#### [Set problem]
Report how many lines of the listing below include the word "Кирова". Give nothing but the number.

[Dataset items]
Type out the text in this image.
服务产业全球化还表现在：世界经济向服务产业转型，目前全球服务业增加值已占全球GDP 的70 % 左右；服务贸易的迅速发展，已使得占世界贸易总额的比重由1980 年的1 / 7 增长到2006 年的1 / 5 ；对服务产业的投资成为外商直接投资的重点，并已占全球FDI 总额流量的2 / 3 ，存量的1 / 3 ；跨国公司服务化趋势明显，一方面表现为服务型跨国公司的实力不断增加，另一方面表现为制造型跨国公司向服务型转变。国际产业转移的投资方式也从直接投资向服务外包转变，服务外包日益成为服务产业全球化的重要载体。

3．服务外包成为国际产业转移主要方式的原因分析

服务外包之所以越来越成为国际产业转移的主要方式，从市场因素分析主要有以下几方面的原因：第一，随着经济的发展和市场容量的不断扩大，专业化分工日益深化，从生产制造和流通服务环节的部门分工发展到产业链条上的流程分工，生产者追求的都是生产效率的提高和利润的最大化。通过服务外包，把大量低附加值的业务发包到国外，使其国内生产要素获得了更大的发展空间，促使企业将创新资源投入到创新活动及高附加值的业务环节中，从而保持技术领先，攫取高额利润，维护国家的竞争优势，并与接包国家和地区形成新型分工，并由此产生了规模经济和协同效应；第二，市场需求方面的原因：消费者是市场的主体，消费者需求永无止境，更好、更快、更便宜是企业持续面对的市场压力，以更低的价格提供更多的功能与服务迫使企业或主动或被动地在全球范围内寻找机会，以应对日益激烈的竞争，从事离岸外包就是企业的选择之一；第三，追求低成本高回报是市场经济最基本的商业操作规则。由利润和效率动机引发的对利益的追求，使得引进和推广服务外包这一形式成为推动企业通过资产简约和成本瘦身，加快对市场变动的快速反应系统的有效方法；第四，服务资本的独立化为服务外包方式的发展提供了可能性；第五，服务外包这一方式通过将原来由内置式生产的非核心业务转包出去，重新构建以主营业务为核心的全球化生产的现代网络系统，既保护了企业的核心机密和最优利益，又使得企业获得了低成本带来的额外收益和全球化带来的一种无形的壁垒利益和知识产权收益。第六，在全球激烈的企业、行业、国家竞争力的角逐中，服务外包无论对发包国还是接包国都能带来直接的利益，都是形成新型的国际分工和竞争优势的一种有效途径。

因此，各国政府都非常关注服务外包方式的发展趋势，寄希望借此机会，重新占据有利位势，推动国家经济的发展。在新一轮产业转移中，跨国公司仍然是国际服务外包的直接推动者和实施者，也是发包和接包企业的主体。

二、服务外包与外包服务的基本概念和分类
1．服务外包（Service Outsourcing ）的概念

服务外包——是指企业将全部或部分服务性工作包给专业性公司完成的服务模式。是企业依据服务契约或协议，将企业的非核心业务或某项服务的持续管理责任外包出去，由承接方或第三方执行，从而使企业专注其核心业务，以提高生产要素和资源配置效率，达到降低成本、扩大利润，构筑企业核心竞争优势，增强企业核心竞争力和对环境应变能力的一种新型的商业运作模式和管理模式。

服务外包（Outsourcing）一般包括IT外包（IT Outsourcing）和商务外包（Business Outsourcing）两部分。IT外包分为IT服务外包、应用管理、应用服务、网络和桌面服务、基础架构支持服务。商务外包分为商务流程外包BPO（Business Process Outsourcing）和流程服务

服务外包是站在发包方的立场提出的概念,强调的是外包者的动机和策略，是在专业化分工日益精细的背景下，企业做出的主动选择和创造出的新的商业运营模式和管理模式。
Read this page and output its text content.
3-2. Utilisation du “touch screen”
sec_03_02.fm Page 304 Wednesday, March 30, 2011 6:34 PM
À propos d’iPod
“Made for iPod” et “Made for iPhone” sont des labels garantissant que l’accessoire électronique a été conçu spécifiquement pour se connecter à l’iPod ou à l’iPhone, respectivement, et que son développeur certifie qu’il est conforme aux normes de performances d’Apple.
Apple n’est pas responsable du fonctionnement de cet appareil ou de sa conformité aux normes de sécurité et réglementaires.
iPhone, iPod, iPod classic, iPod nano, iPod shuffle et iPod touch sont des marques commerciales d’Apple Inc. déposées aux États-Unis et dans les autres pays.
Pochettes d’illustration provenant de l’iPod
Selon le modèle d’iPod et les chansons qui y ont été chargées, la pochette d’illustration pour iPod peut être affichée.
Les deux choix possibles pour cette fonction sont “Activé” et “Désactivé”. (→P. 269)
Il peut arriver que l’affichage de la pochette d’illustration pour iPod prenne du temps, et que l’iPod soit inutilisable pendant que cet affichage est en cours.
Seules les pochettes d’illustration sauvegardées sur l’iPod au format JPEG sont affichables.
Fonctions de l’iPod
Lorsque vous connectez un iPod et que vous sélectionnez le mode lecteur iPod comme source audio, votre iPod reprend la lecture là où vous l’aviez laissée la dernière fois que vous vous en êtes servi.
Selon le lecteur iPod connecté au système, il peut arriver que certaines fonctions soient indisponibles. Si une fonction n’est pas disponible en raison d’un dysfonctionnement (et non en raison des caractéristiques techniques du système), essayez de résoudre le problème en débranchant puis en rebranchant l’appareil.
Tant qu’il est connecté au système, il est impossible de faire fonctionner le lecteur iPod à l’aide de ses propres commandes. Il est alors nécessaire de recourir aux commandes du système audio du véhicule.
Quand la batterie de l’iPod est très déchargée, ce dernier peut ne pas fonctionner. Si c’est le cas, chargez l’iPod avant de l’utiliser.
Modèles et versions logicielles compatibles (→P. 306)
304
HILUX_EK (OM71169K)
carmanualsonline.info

...

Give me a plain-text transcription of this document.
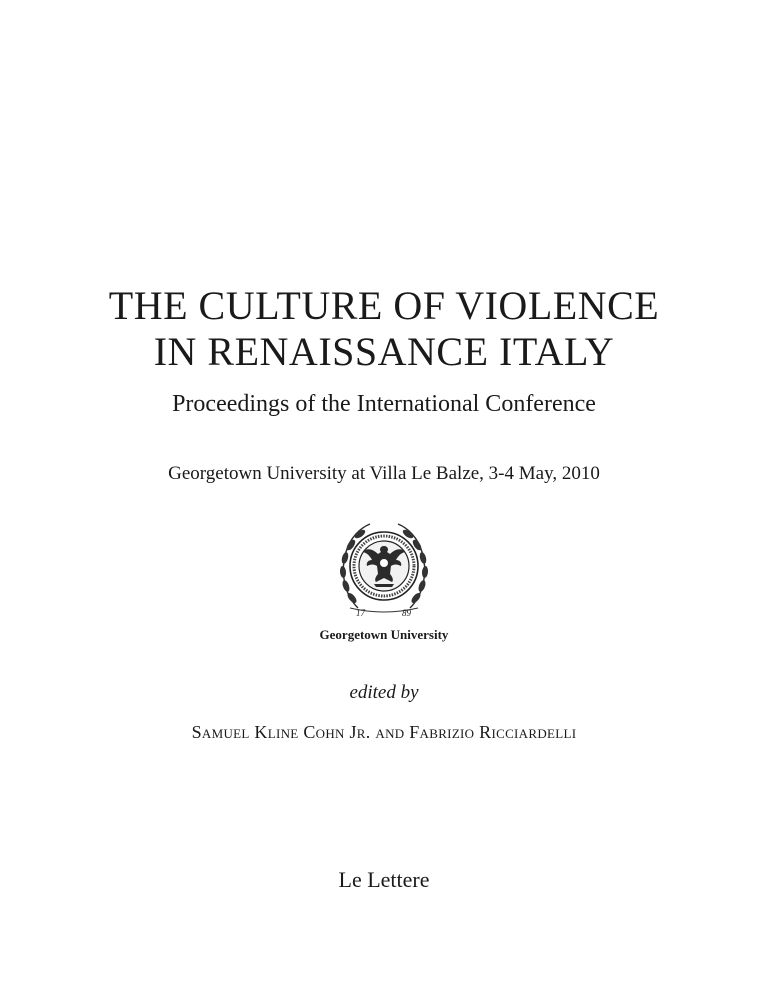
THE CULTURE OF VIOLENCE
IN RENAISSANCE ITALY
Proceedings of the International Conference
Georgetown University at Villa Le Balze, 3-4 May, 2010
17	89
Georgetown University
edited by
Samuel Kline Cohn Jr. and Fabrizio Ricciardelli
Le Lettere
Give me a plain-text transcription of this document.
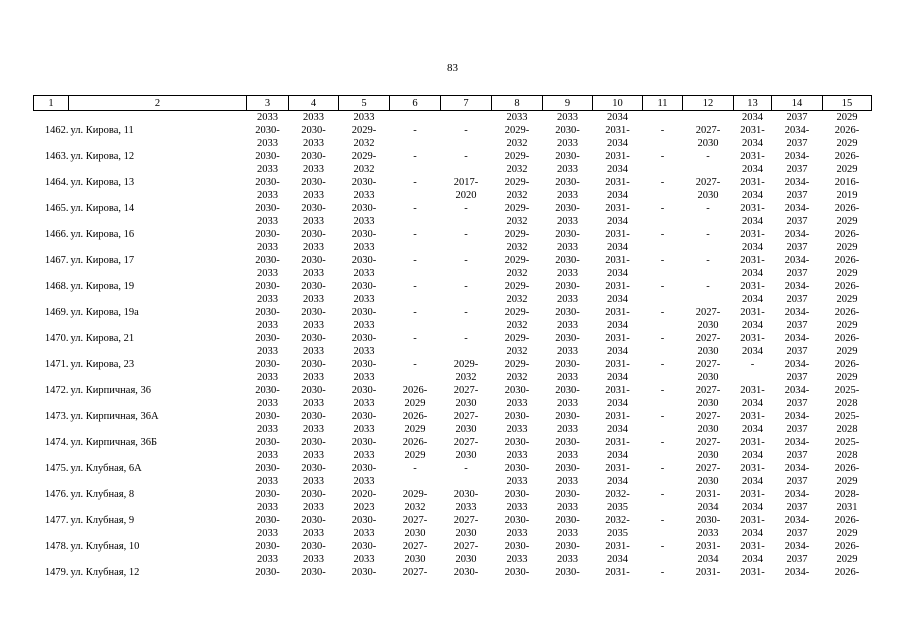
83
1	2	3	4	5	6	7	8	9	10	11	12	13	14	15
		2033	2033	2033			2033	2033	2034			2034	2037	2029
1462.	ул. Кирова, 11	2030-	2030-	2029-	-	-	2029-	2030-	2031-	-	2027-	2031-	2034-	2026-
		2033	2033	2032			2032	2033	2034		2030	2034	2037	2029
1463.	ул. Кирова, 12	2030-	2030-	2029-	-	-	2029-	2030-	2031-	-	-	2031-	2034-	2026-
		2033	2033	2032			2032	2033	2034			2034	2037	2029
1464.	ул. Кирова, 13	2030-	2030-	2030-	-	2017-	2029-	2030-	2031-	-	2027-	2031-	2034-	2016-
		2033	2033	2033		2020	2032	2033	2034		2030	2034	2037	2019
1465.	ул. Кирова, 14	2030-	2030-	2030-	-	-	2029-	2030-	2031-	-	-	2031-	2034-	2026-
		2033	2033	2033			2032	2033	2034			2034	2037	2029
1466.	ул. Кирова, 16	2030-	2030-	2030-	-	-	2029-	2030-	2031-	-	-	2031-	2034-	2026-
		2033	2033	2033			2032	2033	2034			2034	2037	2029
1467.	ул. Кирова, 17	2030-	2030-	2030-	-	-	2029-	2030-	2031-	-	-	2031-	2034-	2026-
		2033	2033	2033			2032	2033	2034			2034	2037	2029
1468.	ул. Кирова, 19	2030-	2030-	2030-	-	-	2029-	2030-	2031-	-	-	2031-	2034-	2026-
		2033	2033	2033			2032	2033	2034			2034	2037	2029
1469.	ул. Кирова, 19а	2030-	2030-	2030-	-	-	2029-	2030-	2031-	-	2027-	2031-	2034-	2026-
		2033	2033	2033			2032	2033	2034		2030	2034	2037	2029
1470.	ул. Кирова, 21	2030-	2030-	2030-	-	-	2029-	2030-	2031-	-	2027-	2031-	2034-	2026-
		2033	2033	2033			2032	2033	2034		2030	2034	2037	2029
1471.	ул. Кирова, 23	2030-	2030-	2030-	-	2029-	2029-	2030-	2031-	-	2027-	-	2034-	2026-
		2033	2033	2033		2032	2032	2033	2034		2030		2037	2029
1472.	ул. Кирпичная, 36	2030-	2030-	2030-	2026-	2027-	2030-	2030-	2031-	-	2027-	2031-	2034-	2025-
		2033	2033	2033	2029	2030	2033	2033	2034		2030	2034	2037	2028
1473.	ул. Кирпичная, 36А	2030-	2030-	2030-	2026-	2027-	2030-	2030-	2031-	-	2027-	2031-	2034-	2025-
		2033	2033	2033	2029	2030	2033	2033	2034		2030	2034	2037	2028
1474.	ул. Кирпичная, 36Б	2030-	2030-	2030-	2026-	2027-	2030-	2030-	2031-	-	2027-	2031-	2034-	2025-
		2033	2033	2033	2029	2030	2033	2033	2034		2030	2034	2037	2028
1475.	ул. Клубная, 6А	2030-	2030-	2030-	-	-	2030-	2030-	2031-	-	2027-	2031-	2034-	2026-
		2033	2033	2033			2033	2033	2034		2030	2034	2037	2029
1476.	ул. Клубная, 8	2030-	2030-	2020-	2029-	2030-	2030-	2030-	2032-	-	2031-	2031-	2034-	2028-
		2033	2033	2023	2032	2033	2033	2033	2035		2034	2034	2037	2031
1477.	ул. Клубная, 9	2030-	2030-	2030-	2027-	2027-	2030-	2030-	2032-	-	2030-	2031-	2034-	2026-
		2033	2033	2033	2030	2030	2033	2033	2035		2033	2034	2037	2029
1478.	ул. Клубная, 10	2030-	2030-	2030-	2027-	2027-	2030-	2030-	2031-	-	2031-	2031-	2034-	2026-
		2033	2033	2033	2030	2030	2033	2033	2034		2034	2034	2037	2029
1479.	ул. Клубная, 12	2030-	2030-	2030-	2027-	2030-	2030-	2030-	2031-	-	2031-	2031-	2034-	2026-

#### [Exercise answer]
10